↓

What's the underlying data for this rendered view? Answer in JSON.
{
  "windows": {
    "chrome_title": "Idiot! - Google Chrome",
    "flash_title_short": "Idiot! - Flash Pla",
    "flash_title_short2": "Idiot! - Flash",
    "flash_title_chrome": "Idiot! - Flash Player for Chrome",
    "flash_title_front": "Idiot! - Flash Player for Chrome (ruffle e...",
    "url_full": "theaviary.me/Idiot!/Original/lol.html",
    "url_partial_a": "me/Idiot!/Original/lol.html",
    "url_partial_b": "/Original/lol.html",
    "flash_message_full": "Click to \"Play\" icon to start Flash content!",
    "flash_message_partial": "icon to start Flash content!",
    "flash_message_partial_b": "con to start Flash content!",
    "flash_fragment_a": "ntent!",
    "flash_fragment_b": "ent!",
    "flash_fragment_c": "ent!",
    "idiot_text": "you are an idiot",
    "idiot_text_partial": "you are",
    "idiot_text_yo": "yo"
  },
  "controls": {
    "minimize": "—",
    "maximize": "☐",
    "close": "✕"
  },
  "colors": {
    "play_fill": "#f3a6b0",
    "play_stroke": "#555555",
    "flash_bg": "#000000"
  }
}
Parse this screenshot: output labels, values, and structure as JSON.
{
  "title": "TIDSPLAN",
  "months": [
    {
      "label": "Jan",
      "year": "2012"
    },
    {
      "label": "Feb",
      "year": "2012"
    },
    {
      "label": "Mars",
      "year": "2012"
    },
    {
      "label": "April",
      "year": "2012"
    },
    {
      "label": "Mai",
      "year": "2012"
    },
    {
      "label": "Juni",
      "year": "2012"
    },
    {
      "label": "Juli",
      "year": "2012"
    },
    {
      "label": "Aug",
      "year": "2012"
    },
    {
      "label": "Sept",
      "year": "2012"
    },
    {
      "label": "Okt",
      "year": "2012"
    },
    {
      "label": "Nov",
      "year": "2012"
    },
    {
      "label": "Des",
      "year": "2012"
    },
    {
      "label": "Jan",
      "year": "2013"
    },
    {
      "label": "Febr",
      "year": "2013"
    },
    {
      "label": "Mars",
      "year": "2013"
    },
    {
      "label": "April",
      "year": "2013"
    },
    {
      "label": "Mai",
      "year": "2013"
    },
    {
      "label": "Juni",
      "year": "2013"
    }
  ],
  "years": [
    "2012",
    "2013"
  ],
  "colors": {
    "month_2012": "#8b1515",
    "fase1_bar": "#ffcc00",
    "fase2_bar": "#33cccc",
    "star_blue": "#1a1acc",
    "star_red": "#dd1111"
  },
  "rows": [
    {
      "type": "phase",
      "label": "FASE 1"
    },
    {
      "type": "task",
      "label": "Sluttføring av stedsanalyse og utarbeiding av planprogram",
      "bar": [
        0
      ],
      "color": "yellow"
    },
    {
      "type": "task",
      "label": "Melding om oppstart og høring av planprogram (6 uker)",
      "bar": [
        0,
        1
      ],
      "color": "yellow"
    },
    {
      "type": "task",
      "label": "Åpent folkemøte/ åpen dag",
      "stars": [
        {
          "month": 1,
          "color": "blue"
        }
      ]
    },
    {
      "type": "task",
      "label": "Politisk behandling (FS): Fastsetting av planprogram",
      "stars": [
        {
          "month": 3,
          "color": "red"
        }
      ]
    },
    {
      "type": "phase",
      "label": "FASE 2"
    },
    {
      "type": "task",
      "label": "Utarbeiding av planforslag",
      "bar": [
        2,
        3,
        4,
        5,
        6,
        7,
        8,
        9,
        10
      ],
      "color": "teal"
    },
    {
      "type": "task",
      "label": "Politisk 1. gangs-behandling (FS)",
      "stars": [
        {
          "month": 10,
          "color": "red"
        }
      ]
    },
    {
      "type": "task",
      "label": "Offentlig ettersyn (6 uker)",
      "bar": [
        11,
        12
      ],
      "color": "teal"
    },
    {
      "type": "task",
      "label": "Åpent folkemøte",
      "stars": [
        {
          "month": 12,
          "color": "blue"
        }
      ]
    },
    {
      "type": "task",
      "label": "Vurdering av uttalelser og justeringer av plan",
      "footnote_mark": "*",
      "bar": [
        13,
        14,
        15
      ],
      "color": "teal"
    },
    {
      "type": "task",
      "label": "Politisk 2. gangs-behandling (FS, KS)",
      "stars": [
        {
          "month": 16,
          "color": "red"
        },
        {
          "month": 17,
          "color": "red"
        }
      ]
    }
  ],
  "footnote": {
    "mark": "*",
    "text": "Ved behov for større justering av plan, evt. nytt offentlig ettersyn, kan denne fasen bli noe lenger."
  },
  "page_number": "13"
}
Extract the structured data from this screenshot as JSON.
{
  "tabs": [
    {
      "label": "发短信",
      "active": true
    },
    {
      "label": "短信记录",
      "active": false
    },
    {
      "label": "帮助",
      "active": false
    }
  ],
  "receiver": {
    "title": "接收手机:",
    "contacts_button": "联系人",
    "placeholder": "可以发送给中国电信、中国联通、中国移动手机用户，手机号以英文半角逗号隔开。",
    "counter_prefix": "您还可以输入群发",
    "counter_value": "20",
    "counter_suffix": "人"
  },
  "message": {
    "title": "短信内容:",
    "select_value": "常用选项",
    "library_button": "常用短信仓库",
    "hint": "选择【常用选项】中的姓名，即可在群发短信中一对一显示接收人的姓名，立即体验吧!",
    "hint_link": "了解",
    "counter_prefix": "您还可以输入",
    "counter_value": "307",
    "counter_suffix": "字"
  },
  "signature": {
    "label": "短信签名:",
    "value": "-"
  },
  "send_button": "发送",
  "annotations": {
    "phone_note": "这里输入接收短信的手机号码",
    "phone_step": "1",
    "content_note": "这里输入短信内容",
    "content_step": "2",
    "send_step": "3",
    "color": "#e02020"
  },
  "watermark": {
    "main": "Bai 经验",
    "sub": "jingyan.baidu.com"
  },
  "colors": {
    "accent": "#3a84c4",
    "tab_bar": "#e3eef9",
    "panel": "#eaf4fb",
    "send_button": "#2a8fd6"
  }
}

↑

## Task statement
Filter the records, keeping only lines that contain "data", and show those lines.

## Finished task
What's the underlying data for this rendered view? Answer in JSON.
Extract the structured data from this screenshot as JSON.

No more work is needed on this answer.